# Fragmento:
──────────

Por Francisco Zea Vaquero
Madrid. 22-I2020. Auditorio Nacional de Música (sala Sinfónica). Tchaikovsky: Concierto nº 1 para piano y orquesta en si bemol menor, op. 23 Brahms: Sinfonía nº 4 en mi menor, op. 98. Behzod Abduraimov (Piano) Orquesta Filarmónica de San Petersburgo. Yuri Temirkanov (Director)
Y llegó de nuevo el día en que debíamos recordar al llorado Maris Jansons, el que tenía que haber dado este concierto. Tuvimos una bonita y sincera consolación, donde se desparramaban los recuerdos de todas las épocas de muchos buenos aficionados. Durante los días previos a este concierto algunos no hemos parado de repasar muchos nombres de la historia de esta orquesta, y de la propia organización, ya legendaria, de Ibermúsica en los conciertos en España, y muy especialmente en la historia de la Filarmonía Madrileña.
Jansons y Temirkanov velaron sus primeras armas musicales en la Filarmónica de Leningrado, la protohistoria de la gloriosa centuria protagonista de la velada. Ambos aprendieron de la enorme tradición orquestal rusa encarnada en Mravinsky, Kondrashin, y Arvid Jansons, padre del finado. Aunque entre estos dos directores que se han cruzado en la feliz sustitución de esta noche, nunca hubo una relación directa, sino solo profesional, juntos han encarnado dos de las líneas del arte de la dirección más ricas y profusas de la música entre siglos. Y de nuevo, cómo digo más arriba, esta bella ocasión estuvo en manos del ciclo de Orquestas y Solistas del mundo en su cincuentenario. La historia de nuestra filarmonía no sería la misma sin la contribución del gran Alfonso Aijón.

──────────

# El problema:
Según la crónica del concierto, ¿en qué orquesta dieron Jansons y Temirkanov sus primeros pasos musicales?

# Registros:

──────────

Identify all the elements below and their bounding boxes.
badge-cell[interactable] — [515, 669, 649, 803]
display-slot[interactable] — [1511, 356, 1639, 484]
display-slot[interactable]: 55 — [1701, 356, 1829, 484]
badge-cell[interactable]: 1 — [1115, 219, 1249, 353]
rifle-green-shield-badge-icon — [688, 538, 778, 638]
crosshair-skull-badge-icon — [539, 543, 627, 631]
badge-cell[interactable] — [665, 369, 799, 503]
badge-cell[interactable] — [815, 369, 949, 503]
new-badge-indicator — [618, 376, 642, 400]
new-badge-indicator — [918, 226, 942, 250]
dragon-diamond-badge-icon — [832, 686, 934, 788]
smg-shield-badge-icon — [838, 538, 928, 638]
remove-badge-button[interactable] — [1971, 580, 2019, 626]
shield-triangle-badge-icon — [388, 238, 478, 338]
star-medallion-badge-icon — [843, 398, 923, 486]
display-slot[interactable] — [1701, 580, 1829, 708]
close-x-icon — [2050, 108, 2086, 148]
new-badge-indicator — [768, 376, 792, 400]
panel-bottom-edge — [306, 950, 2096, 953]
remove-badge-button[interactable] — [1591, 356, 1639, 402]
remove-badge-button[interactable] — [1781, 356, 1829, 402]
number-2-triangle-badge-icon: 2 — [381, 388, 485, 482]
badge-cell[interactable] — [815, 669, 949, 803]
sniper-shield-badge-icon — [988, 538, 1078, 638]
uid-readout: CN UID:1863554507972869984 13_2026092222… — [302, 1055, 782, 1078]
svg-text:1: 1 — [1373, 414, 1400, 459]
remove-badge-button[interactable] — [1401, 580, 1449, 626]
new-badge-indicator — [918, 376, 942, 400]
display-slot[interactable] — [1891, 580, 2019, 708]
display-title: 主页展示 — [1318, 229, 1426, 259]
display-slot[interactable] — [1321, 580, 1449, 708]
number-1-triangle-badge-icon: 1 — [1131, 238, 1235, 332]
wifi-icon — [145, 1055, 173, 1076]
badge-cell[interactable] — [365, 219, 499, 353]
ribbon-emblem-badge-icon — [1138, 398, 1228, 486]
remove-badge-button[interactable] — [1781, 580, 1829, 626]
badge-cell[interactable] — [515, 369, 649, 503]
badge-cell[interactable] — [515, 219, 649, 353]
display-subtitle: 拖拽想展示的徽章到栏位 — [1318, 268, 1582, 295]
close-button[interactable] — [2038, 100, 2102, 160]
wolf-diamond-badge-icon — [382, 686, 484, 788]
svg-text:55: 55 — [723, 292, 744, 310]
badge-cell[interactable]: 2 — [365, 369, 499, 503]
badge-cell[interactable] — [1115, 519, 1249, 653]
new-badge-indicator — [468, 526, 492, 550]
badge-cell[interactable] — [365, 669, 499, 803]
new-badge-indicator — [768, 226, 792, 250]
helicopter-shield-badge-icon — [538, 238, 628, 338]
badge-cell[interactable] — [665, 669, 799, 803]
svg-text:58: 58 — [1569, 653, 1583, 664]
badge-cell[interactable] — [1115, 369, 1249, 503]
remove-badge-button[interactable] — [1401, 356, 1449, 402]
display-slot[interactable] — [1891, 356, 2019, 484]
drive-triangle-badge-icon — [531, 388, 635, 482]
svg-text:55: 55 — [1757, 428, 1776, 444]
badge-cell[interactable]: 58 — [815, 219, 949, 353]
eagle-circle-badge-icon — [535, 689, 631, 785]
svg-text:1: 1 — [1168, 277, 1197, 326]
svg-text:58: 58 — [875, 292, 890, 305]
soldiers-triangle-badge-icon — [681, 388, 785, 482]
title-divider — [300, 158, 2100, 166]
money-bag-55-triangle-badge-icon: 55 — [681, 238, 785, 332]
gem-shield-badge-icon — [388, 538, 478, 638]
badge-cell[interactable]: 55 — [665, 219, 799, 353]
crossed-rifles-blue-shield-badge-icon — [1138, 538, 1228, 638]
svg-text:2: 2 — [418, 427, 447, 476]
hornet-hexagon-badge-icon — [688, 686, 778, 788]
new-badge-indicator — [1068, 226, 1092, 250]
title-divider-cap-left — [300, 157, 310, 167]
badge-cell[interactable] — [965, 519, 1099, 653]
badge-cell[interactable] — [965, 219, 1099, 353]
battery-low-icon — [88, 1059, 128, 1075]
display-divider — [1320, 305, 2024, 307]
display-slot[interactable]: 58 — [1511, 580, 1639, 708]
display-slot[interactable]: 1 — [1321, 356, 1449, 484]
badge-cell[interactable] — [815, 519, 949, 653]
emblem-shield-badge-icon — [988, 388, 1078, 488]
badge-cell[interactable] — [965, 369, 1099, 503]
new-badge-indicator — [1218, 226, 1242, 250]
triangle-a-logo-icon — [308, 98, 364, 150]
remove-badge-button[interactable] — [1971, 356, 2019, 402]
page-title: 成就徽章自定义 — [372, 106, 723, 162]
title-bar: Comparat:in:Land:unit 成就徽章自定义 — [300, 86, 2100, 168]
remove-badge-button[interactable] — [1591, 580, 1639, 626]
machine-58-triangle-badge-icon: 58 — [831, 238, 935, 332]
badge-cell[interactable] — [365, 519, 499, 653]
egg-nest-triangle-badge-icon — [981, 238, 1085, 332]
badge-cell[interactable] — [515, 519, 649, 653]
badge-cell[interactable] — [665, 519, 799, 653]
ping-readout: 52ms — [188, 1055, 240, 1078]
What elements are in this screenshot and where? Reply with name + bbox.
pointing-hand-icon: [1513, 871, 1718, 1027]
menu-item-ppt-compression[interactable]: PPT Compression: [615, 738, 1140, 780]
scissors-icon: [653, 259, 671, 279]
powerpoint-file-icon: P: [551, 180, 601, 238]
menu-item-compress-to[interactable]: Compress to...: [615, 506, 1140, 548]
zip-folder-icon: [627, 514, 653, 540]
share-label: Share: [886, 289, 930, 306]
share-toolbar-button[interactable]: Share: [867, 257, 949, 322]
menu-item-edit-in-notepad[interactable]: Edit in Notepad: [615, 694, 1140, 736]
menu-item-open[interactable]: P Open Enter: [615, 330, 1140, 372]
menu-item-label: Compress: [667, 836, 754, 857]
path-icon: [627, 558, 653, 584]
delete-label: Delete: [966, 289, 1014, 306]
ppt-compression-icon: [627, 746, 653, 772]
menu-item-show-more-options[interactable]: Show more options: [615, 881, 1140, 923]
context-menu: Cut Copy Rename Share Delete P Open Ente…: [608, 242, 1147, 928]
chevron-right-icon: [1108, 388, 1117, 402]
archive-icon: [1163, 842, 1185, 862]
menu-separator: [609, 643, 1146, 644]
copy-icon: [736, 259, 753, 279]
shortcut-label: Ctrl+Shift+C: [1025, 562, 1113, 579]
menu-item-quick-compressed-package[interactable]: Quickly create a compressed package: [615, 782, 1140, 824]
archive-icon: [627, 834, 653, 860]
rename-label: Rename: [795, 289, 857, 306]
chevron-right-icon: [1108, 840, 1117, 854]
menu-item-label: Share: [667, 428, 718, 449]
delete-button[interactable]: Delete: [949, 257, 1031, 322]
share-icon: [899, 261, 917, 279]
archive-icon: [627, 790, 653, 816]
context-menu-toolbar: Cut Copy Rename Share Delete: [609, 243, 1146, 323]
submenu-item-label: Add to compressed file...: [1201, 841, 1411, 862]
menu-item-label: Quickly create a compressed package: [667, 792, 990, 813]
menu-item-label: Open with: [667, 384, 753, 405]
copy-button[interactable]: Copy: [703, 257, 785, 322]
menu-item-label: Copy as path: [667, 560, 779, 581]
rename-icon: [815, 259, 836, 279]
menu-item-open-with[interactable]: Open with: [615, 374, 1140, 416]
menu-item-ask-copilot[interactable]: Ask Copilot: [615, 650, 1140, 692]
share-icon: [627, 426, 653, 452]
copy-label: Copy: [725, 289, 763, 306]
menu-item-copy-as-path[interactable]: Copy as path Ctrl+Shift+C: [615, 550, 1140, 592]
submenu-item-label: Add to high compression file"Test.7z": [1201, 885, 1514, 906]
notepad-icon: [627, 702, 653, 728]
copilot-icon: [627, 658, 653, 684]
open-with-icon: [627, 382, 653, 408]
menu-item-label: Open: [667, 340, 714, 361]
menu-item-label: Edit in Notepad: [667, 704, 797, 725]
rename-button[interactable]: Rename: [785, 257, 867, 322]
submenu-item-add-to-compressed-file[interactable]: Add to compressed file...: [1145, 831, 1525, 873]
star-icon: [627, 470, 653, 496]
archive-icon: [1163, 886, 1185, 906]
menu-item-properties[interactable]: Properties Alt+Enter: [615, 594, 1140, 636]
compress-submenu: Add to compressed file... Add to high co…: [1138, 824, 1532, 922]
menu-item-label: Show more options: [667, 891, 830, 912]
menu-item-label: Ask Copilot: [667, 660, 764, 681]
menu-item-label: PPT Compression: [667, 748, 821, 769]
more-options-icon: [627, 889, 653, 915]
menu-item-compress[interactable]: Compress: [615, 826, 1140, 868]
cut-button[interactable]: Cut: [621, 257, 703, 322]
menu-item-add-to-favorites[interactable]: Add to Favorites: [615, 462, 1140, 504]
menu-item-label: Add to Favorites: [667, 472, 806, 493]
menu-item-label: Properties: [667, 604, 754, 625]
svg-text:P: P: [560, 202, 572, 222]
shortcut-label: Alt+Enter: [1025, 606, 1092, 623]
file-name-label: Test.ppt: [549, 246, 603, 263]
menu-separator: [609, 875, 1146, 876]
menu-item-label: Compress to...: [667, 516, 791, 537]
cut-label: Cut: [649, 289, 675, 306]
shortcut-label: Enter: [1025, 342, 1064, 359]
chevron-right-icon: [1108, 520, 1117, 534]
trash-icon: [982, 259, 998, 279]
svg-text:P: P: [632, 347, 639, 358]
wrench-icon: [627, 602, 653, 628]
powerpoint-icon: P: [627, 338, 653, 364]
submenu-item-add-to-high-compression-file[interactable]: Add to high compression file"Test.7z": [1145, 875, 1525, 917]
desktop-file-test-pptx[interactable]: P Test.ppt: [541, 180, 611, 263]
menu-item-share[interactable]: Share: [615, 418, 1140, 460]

──────────

# Resultado:
En la Filarmónica de Leningrado.